**What you need to do**. Select and reproduce each line of the listing below that bears the string "from".
--- start Stored data ---
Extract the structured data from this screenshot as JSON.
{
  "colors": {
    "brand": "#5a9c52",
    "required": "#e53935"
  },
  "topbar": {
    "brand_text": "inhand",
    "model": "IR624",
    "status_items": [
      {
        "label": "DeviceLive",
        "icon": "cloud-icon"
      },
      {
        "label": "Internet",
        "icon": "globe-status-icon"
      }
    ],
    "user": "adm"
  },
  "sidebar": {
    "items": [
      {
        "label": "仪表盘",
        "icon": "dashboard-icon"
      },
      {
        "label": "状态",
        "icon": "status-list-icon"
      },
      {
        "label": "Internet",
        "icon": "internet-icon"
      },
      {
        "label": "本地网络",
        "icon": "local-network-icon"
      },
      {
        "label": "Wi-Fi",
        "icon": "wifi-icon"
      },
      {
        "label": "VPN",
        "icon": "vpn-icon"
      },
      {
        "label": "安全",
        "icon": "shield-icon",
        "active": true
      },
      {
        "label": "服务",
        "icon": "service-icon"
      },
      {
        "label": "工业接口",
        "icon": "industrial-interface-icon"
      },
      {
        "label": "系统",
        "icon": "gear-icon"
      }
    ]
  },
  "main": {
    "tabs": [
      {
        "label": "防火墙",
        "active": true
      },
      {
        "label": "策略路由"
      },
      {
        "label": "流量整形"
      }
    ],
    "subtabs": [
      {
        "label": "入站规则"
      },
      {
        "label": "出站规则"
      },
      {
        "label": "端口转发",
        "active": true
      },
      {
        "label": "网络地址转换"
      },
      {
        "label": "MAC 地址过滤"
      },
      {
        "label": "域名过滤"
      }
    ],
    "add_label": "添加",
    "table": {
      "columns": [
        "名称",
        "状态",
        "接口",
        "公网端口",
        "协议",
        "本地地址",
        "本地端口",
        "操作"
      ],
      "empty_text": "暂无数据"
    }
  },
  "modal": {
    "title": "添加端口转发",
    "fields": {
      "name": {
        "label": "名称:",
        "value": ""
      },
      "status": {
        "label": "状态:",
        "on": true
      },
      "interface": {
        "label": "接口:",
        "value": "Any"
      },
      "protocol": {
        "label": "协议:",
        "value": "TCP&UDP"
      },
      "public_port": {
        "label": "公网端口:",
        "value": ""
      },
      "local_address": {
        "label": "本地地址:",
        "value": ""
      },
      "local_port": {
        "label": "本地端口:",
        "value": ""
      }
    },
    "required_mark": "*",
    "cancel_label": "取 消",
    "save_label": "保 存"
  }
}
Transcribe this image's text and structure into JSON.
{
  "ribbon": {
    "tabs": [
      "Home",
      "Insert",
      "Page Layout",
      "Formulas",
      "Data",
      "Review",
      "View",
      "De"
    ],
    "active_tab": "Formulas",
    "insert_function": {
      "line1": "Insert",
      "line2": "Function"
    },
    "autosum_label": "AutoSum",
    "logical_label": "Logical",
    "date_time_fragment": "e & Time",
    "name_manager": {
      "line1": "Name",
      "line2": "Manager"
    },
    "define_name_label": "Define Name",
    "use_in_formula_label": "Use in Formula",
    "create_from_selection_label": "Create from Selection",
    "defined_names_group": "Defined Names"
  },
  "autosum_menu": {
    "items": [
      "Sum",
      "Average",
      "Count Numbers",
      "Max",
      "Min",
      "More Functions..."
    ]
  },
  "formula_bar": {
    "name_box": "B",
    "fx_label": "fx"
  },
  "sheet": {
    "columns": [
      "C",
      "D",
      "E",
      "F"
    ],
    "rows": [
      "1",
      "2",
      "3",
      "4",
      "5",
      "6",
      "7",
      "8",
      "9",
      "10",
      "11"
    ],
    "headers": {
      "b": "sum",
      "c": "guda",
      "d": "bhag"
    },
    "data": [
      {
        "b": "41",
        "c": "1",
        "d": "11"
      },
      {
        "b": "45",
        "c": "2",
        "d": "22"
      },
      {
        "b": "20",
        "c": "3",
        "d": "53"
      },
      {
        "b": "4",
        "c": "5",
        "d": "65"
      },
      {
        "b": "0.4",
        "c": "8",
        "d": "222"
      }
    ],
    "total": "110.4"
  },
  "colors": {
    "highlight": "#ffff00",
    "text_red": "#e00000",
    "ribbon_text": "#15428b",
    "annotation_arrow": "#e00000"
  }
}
--- end Stored data ---
**Answer to this exercise**.
Extract the structured data from this screenshot as JSON.
    "create_from_selection_label": "Create from Selection",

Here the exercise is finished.